GIVEN DATA
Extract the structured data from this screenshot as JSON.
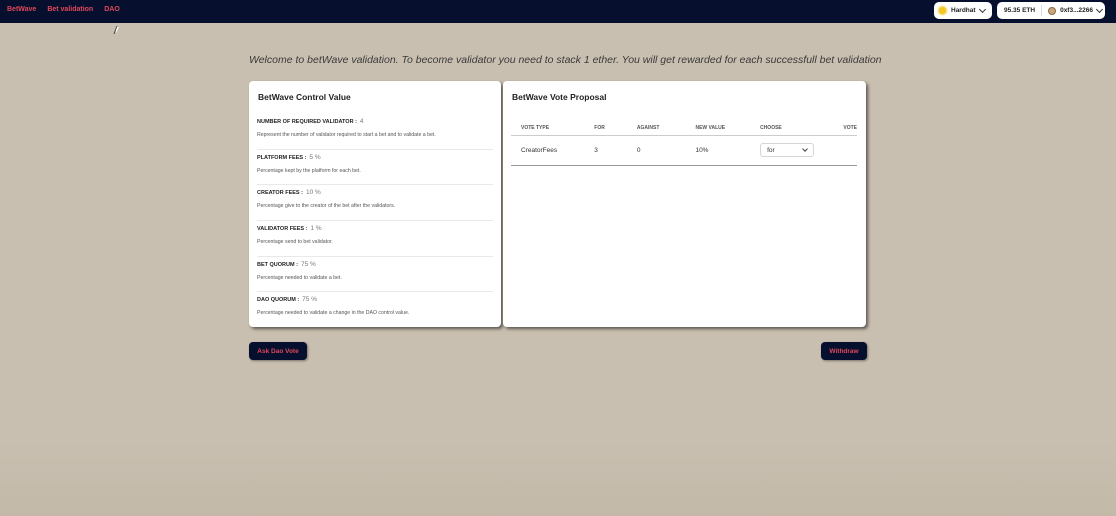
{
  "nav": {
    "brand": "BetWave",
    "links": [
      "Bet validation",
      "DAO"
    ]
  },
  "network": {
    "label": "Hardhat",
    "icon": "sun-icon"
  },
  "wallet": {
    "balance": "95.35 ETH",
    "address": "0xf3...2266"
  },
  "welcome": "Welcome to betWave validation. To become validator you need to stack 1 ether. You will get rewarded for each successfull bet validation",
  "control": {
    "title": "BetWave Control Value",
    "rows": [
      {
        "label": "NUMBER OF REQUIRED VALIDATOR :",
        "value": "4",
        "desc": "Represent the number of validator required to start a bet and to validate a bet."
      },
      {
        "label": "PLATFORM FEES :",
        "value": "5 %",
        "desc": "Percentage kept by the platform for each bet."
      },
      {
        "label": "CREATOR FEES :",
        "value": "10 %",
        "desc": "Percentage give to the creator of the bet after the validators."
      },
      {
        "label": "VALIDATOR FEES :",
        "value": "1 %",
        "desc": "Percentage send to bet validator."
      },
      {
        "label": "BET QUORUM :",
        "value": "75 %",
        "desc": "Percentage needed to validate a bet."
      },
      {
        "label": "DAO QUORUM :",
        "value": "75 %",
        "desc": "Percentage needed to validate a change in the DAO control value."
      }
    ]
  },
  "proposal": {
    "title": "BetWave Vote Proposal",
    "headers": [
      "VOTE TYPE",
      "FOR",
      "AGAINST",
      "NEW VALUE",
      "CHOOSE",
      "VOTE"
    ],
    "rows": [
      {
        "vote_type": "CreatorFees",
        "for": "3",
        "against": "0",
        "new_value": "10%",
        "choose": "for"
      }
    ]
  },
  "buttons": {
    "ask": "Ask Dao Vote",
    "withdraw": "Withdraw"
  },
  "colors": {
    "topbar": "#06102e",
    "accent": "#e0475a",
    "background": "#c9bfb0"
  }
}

TASK
Please set down each line of the data above exactly as written, without the pictures.

WORKED SOLUTION
Extract the structured data from this screenshot as JSON.
{
  "nav": {
    "brand": "BetWave",
    "links": [
      "Bet validation",
      "DAO"
    ]
  },
  "network": {
    "label": "Hardhat",
    "icon": "sun-icon"
  },
  "wallet": {
    "balance": "95.35 ETH",
    "address": "0xf3...2266"
  },
  "welcome": "Welcome to betWave validation. To become validator you need to stack 1 ether. You will get rewarded for each successfull bet validation",
  "control": {
    "title": "BetWave Control Value",
    "rows": [
      {
        "label": "NUMBER OF REQUIRED VALIDATOR :",
        "value": "4",
        "desc": "Represent the number of validator required to start a bet and to validate a bet."
      },
      {
        "label": "PLATFORM FEES :",
        "value": "5 %",
        "desc": "Percentage kept by the platform for each bet."
      },
      {
        "label": "CREATOR FEES :",
        "value": "10 %",
        "desc": "Percentage give to the creator of the bet after the validators."
      },
      {
        "label": "VALIDATOR FEES :",
        "value": "1 %",
        "desc": "Percentage send to bet validator."
      },
      {
        "label": "BET QUORUM :",
        "value": "75 %",
        "desc": "Percentage needed to validate a bet."
      },
      {
        "label": "DAO QUORUM :",
        "value": "75 %",
        "desc": "Percentage needed to validate a change in the DAO control value."
      }
    ]
  },
  "proposal": {
    "title": "BetWave Vote Proposal",
    "headers": [
      "VOTE TYPE",
      "FOR",
      "AGAINST",
      "NEW VALUE",
      "CHOOSE",
      "VOTE"
    ],
    "rows": [
      {
        "vote_type": "CreatorFees",
        "for": "3",
        "against": "0",
        "new_value": "10%",
        "choose": "for"
      }
    ]
  },
  "buttons": {
    "ask": "Ask Dao Vote",
    "withdraw": "Withdraw"
  },
  "colors": {
    "topbar": "#06102e",
    "accent": "#e0475a",
    "background": "#c9bfb0"
  }
}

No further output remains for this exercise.